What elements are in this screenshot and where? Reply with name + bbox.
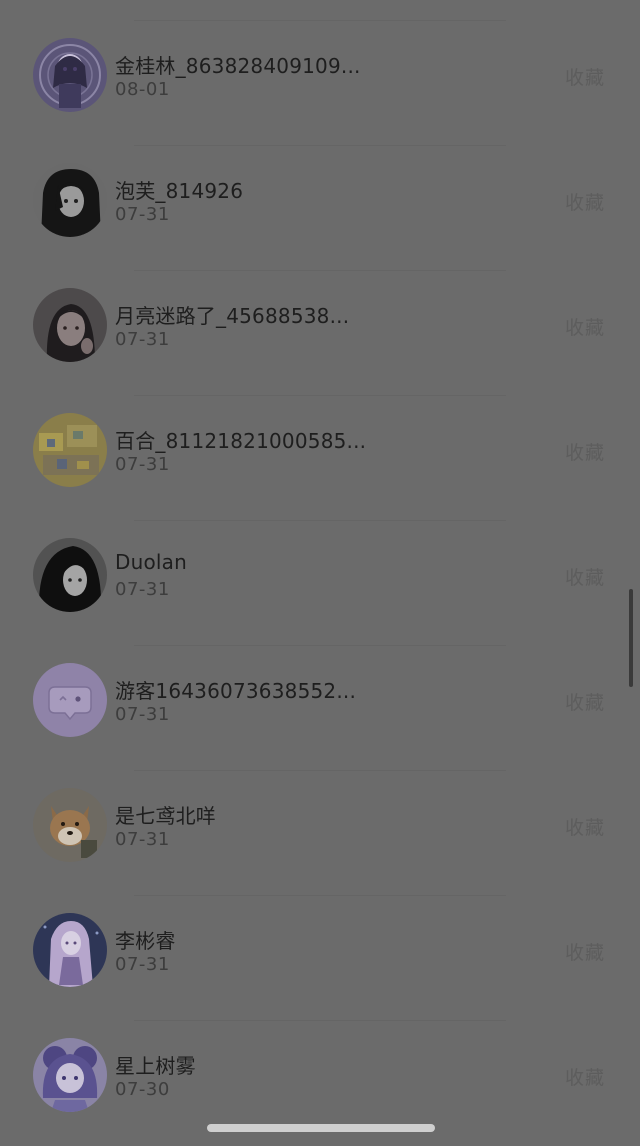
user-name: 游客16436073638552... bbox=[115, 679, 357, 703]
anime-purple-sketch-avatar-image bbox=[33, 1038, 107, 1112]
collect-button[interactable]: 收藏 bbox=[565, 563, 605, 590]
collect-button[interactable]: 收藏 bbox=[565, 813, 605, 840]
row-divider bbox=[134, 395, 506, 396]
collect-button[interactable]: 收藏 bbox=[565, 438, 605, 465]
avatar[interactable] bbox=[33, 38, 107, 112]
user-name: 百合_81121821000585... bbox=[115, 429, 367, 453]
avatar[interactable] bbox=[33, 788, 107, 862]
like-date: 07-31 bbox=[115, 329, 170, 350]
list-item[interactable]: 李彬睿 07-31 收藏 bbox=[0, 895, 640, 1020]
like-date: 07-31 bbox=[115, 204, 170, 225]
row-divider bbox=[134, 520, 506, 521]
collect-button[interactable]: 收藏 bbox=[565, 188, 605, 215]
collect-button[interactable]: 收藏 bbox=[565, 1063, 605, 1090]
anime-purple-avatar-image bbox=[33, 38, 107, 112]
like-date: 07-30 bbox=[115, 1079, 170, 1100]
yellow-scene-avatar-image bbox=[33, 413, 107, 487]
list-item[interactable]: 泡芙_814926 07-31 收藏 bbox=[0, 145, 640, 270]
collect-button[interactable]: 收藏 bbox=[565, 688, 605, 715]
row-divider bbox=[134, 20, 506, 21]
list-item[interactable]: 游客16436073638552... 07-31 收藏 bbox=[0, 645, 640, 770]
avatar[interactable] bbox=[33, 163, 107, 237]
collect-button[interactable]: 收藏 bbox=[565, 63, 605, 90]
user-name: 是七鸢北咩 bbox=[115, 804, 216, 828]
liked-users-list: 金桂林_863828409109... 08-01 收藏 泡芙_814926 0… bbox=[0, 0, 640, 1146]
like-date: 07-31 bbox=[115, 829, 170, 850]
like-date: 07-31 bbox=[115, 954, 170, 975]
row-divider bbox=[134, 770, 506, 771]
anime-hooded-avatar-image bbox=[33, 538, 107, 612]
row-divider bbox=[134, 645, 506, 646]
list-item[interactable]: 金桂林_863828409109... 08-01 收藏 bbox=[0, 0, 640, 125]
shiba-dog-avatar-image bbox=[33, 788, 107, 862]
anime-black-hair-avatar-image bbox=[33, 163, 107, 237]
avatar[interactable] bbox=[33, 538, 107, 612]
avatar[interactable] bbox=[33, 288, 107, 362]
user-name: 星上树雾 bbox=[115, 1054, 196, 1078]
default-chat-bubble-avatar-image bbox=[33, 663, 107, 737]
row-divider bbox=[134, 270, 506, 271]
girl-photo-avatar-image bbox=[33, 288, 107, 362]
avatar[interactable] bbox=[33, 663, 107, 737]
avatar[interactable] bbox=[33, 1038, 107, 1112]
row-divider bbox=[134, 145, 506, 146]
list-item[interactable]: Duolan 07-31 收藏 bbox=[0, 520, 640, 645]
user-name: 泡芙_814926 bbox=[115, 179, 244, 203]
row-divider bbox=[134, 1020, 506, 1021]
user-name: 月亮迷路了_45688538... bbox=[115, 304, 350, 328]
avatar[interactable] bbox=[33, 413, 107, 487]
collect-button[interactable]: 收藏 bbox=[565, 313, 605, 340]
list-item[interactable]: 是七鸢北咩 07-31 收藏 bbox=[0, 770, 640, 895]
like-date: 08-01 bbox=[115, 79, 170, 100]
like-date: 07-31 bbox=[115, 579, 170, 600]
avatar[interactable] bbox=[33, 913, 107, 987]
like-date: 07-31 bbox=[115, 454, 170, 475]
user-name: Duolan bbox=[115, 550, 188, 574]
collect-button[interactable]: 收藏 bbox=[565, 938, 605, 965]
like-date: 07-31 bbox=[115, 704, 170, 725]
list-item[interactable]: 百合_81121821000585... 07-31 收藏 bbox=[0, 395, 640, 520]
user-name: 金桂林_863828409109... bbox=[115, 54, 361, 78]
scrollbar[interactable] bbox=[629, 589, 633, 687]
row-divider bbox=[134, 895, 506, 896]
user-name: 李彬睿 bbox=[115, 929, 176, 953]
home-indicator[interactable] bbox=[207, 1124, 435, 1132]
list-item[interactable]: 月亮迷路了_45688538... 07-31 收藏 bbox=[0, 270, 640, 395]
anime-lavender-avatar-image bbox=[33, 913, 107, 987]
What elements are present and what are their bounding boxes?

Required task
Copy out the rows above line for line, with nothing changed, but leave out the pictures.

The result
What elements are in this screenshot and where? Reply with name + bbox.
user-name: 游客16436073638552... bbox=[115, 679, 357, 703]
anime-purple-sketch-avatar-image bbox=[33, 1038, 107, 1112]
collect-button[interactable]: 收藏 bbox=[565, 563, 605, 590]
collect-button[interactable]: 收藏 bbox=[565, 813, 605, 840]
row-divider bbox=[134, 395, 506, 396]
collect-button[interactable]: 收藏 bbox=[565, 438, 605, 465]
avatar[interactable] bbox=[33, 38, 107, 112]
user-name: 百合_81121821000585... bbox=[115, 429, 367, 453]
avatar[interactable] bbox=[33, 788, 107, 862]
like-date: 07-31 bbox=[115, 329, 170, 350]
list-item[interactable]: 李彬睿 07-31 收藏 bbox=[0, 895, 640, 1020]
like-date: 07-31 bbox=[115, 204, 170, 225]
row-divider bbox=[134, 520, 506, 521]
collect-button[interactable]: 收藏 bbox=[565, 188, 605, 215]
collect-button[interactable]: 收藏 bbox=[565, 1063, 605, 1090]
anime-purple-avatar-image bbox=[33, 38, 107, 112]
like-date: 07-30 bbox=[115, 1079, 170, 1100]
yellow-scene-avatar-image bbox=[33, 413, 107, 487]
list-item[interactable]: 泡芙_814926 07-31 收藏 bbox=[0, 145, 640, 270]
collect-button[interactable]: 收藏 bbox=[565, 688, 605, 715]
row-divider bbox=[134, 20, 506, 21]
list-item[interactable]: 游客16436073638552... 07-31 收藏 bbox=[0, 645, 640, 770]
avatar[interactable] bbox=[33, 163, 107, 237]
collect-button[interactable]: 收藏 bbox=[565, 63, 605, 90]
user-name: 是七鸢北咩 bbox=[115, 804, 216, 828]
liked-users-list: 金桂林_863828409109... 08-01 收藏 泡芙_814926 0… bbox=[0, 0, 640, 1146]
like-date: 07-31 bbox=[115, 829, 170, 850]
like-date: 07-31 bbox=[115, 954, 170, 975]
row-divider bbox=[134, 770, 506, 771]
anime-hooded-avatar-image bbox=[33, 538, 107, 612]
row-divider bbox=[134, 645, 506, 646]
list-item[interactable]: 金桂林_863828409109... 08-01 收藏 bbox=[0, 0, 640, 125]
shiba-dog-avatar-image bbox=[33, 788, 107, 862]
anime-black-hair-avatar-image bbox=[33, 163, 107, 237]
avatar[interactable] bbox=[33, 538, 107, 612]
avatar[interactable] bbox=[33, 288, 107, 362]
user-name: 星上树雾 bbox=[115, 1054, 196, 1078]
default-chat-bubble-avatar-image bbox=[33, 663, 107, 737]
row-divider bbox=[134, 270, 506, 271]
girl-photo-avatar-image bbox=[33, 288, 107, 362]
avatar[interactable] bbox=[33, 663, 107, 737]
avatar[interactable] bbox=[33, 1038, 107, 1112]
row-divider bbox=[134, 145, 506, 146]
list-item[interactable]: Duolan 07-31 收藏 bbox=[0, 520, 640, 645]
user-name: 泡芙_814926 bbox=[115, 179, 244, 203]
row-divider bbox=[134, 1020, 506, 1021]
user-name: 月亮迷路了_45688538... bbox=[115, 304, 350, 328]
avatar[interactable] bbox=[33, 413, 107, 487]
collect-button[interactable]: 收藏 bbox=[565, 313, 605, 340]
list-item[interactable]: 是七鸢北咩 07-31 收藏 bbox=[0, 770, 640, 895]
like-date: 08-01 bbox=[115, 79, 170, 100]
like-date: 07-31 bbox=[115, 579, 170, 600]
avatar[interactable] bbox=[33, 913, 107, 987]
like-date: 07-31 bbox=[115, 454, 170, 475]
user-name: Duolan bbox=[115, 550, 188, 574]
collect-button[interactable]: 收藏 bbox=[565, 938, 605, 965]
like-date: 07-31 bbox=[115, 704, 170, 725]
list-item[interactable]: 百合_81121821000585... 07-31 收藏 bbox=[0, 395, 640, 520]
user-name: 金桂林_863828409109... bbox=[115, 54, 361, 78]
scrollbar[interactable] bbox=[629, 589, 633, 687]
row-divider bbox=[134, 895, 506, 896]
user-name: 李彬睿 bbox=[115, 929, 176, 953]
home-indicator[interactable] bbox=[207, 1124, 435, 1132]
list-item[interactable]: 月亮迷路了_45688538... 07-31 收藏 bbox=[0, 270, 640, 395]
anime-lavender-avatar-image bbox=[33, 913, 107, 987]
What elements are present and what are their bounding boxes?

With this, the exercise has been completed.